◆ Exercise prompt ◆
Can you give all the records again without altering a single character?

**** Given data

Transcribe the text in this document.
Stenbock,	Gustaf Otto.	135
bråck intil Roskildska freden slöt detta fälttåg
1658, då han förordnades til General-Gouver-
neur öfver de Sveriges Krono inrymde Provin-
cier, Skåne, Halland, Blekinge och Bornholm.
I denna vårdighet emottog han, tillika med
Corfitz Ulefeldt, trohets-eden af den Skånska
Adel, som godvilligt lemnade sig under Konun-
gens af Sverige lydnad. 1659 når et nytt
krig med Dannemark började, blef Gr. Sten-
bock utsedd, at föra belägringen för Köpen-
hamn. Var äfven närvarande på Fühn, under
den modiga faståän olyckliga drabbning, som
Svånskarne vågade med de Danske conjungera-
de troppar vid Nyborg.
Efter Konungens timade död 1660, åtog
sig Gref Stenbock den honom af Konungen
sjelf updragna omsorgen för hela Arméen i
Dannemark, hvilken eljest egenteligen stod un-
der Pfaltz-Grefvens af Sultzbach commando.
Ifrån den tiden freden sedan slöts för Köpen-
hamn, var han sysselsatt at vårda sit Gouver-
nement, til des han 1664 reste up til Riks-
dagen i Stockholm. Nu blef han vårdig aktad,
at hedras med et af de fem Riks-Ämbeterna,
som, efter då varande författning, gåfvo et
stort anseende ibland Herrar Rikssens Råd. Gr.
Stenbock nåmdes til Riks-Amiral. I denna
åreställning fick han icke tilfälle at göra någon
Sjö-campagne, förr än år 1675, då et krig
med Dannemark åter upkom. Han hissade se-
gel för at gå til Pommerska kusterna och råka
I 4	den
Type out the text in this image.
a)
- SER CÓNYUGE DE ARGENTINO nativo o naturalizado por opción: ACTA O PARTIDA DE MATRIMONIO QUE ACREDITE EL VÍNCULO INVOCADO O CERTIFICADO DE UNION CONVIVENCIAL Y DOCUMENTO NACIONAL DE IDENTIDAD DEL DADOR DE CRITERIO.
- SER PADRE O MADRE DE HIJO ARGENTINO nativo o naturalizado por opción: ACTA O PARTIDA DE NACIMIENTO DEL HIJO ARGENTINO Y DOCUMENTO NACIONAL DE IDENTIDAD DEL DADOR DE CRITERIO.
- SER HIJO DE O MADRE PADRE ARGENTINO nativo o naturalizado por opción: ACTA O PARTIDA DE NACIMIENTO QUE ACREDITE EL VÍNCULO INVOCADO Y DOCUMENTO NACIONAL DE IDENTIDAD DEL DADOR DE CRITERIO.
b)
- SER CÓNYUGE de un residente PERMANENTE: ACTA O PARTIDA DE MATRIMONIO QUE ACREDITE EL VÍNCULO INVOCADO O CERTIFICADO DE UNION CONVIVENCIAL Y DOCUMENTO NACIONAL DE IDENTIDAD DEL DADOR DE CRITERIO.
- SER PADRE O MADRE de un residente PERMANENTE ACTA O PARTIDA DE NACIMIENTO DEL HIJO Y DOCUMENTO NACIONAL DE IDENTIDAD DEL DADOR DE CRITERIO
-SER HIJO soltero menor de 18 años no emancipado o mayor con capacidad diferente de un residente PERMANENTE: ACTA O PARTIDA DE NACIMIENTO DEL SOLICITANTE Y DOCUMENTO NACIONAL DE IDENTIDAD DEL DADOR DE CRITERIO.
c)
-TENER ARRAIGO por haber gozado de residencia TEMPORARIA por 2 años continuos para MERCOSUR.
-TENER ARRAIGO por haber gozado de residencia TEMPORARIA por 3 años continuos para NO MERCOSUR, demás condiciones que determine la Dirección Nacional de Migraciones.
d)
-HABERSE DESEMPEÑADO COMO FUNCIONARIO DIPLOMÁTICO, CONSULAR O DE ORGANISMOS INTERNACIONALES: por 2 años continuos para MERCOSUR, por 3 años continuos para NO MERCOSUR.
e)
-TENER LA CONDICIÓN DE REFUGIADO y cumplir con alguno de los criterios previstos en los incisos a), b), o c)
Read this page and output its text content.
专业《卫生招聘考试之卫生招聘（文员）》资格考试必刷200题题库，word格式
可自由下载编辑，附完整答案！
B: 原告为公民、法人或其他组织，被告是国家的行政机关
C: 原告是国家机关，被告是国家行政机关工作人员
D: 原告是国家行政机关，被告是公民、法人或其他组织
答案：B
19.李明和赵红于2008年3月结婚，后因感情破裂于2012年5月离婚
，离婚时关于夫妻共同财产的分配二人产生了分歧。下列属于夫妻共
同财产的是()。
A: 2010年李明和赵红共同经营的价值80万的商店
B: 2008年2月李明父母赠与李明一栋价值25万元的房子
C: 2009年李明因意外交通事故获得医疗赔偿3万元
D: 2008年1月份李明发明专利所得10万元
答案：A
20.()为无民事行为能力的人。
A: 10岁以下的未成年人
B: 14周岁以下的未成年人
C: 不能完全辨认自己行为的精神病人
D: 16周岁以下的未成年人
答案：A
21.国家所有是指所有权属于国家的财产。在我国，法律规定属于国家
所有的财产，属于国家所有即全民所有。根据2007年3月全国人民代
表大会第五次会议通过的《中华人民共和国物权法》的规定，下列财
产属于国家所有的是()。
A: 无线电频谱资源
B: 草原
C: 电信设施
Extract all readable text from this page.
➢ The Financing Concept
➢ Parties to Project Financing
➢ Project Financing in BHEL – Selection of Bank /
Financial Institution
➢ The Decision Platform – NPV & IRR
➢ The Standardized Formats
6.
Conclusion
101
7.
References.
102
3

********

◆ Solution to this problem ◆
Transcribe the text in this document.
Stenbock,	Gustaf Otto.	135
bråck intil Roskildska freden slöt detta fälttåg
1658, då han förordnades til General-Gouver-
neur öfver de Sveriges Krono inrymde Provin-
cier, Skåne, Halland, Blekinge och Bornholm.
I denna vårdighet emottog han, tillika med
Corfitz Ulefeldt, trohets-eden af den Skånska
Adel, som godvilligt lemnade sig under Konun-
gens af Sverige lydnad. 1659 når et nytt
krig med Dannemark började, blef Gr. Sten-
bock utsedd, at föra belägringen för Köpen-
hamn. Var äfven närvarande på Fühn, under
den modiga faståän olyckliga drabbning, som
Svånskarne vågade med de Danske conjungera-
de troppar vid Nyborg.
Efter Konungens timade död 1660, åtog
sig Gref Stenbock den honom af Konungen
sjelf updragna omsorgen för hela Arméen i
Dannemark, hvilken eljest egenteligen stod un-
der Pfaltz-Grefvens af Sultzbach commando.
Ifrån den tiden freden sedan slöts för Köpen-
hamn, var han sysselsatt at vårda sit Gouver-
nement, til des han 1664 reste up til Riks-
dagen i Stockholm. Nu blef han vårdig aktad,
at hedras med et af de fem Riks-Ämbeterna,
som, efter då varande författning, gåfvo et
stort anseende ibland Herrar Rikssens Råd. Gr.
Stenbock nåmdes til Riks-Amiral. I denna
åreställning fick han icke tilfälle at göra någon
Sjö-campagne, förr än år 1675, då et krig
med Dannemark åter upkom. Han hissade se-
gel för at gå til Pommerska kusterna och råka
I 4	den
Type out the text in this image.
a)
- SER CÓNYUGE DE ARGENTINO nativo o naturalizado por opción: ACTA O PARTIDA DE MATRIMONIO QUE ACREDITE EL VÍNCULO INVOCADO O CERTIFICADO DE UNION CONVIVENCIAL Y DOCUMENTO NACIONAL DE IDENTIDAD DEL DADOR DE CRITERIO.
- SER PADRE O MADRE DE HIJO ARGENTINO nativo o naturalizado por opción: ACTA O PARTIDA DE NACIMIENTO DEL HIJO ARGENTINO Y DOCUMENTO NACIONAL DE IDENTIDAD DEL DADOR DE CRITERIO.
- SER HIJO DE O MADRE PADRE ARGENTINO nativo o naturalizado por opción: ACTA O PARTIDA DE NACIMIENTO QUE ACREDITE EL VÍNCULO INVOCADO Y DOCUMENTO NACIONAL DE IDENTIDAD DEL DADOR DE CRITERIO.
b)
- SER CÓNYUGE de un residente PERMANENTE: ACTA O PARTIDA DE MATRIMONIO QUE ACREDITE EL VÍNCULO INVOCADO O CERTIFICADO DE UNION CONVIVENCIAL Y DOCUMENTO NACIONAL DE IDENTIDAD DEL DADOR DE CRITERIO.
- SER PADRE O MADRE de un residente PERMANENTE ACTA O PARTIDA DE NACIMIENTO DEL HIJO Y DOCUMENTO NACIONAL DE IDENTIDAD DEL DADOR DE CRITERIO
-SER HIJO soltero menor de 18 años no emancipado o mayor con capacidad diferente de un residente PERMANENTE: ACTA O PARTIDA DE NACIMIENTO DEL SOLICITANTE Y DOCUMENTO NACIONAL DE IDENTIDAD DEL DADOR DE CRITERIO.
c)
-TENER ARRAIGO por haber gozado de residencia TEMPORARIA por 2 años continuos para MERCOSUR.
-TENER ARRAIGO por haber gozado de residencia TEMPORARIA por 3 años continuos para NO MERCOSUR, demás condiciones que determine la Dirección Nacional de Migraciones.
d)
-HABERSE DESEMPEÑADO COMO FUNCIONARIO DIPLOMÁTICO, CONSULAR O DE ORGANISMOS INTERNACIONALES: por 2 años continuos para MERCOSUR, por 3 años continuos para NO MERCOSUR.
e)
-TENER LA CONDICIÓN DE REFUGIADO y cumplir con alguno de los criterios previstos en los incisos a), b), o c)
Read this page and output its text content.
专业《卫生招聘考试之卫生招聘（文员）》资格考试必刷200题题库，word格式
可自由下载编辑，附完整答案！
B: 原告为公民、法人或其他组织，被告是国家的行政机关
C: 原告是国家机关，被告是国家行政机关工作人员
D: 原告是国家行政机关，被告是公民、法人或其他组织
答案：B
19.李明和赵红于2008年3月结婚，后因感情破裂于2012年5月离婚
，离婚时关于夫妻共同财产的分配二人产生了分歧。下列属于夫妻共
同财产的是()。
A: 2010年李明和赵红共同经营的价值80万的商店
B: 2008年2月李明父母赠与李明一栋价值25万元的房子
C: 2009年李明因意外交通事故获得医疗赔偿3万元
D: 2008年1月份李明发明专利所得10万元
答案：A
20.()为无民事行为能力的人。
A: 10岁以下的未成年人
B: 14周岁以下的未成年人
C: 不能完全辨认自己行为的精神病人
D: 16周岁以下的未成年人
答案：A
21.国家所有是指所有权属于国家的财产。在我国，法律规定属于国家
所有的财产，属于国家所有即全民所有。根据2007年3月全国人民代
表大会第五次会议通过的《中华人民共和国物权法》的规定，下列财
产属于国家所有的是()。
A: 无线电频谱资源
B: 草原
C: 电信设施
Extract all readable text from this page.
➢ The Financing Concept
➢ Parties to Project Financing
➢ Project Financing in BHEL – Selection of Bank /
Financial Institution
➢ The Decision Platform – NPV & IRR
➢ The Standardized Formats
6.
Conclusion
101
7.
References.
102
3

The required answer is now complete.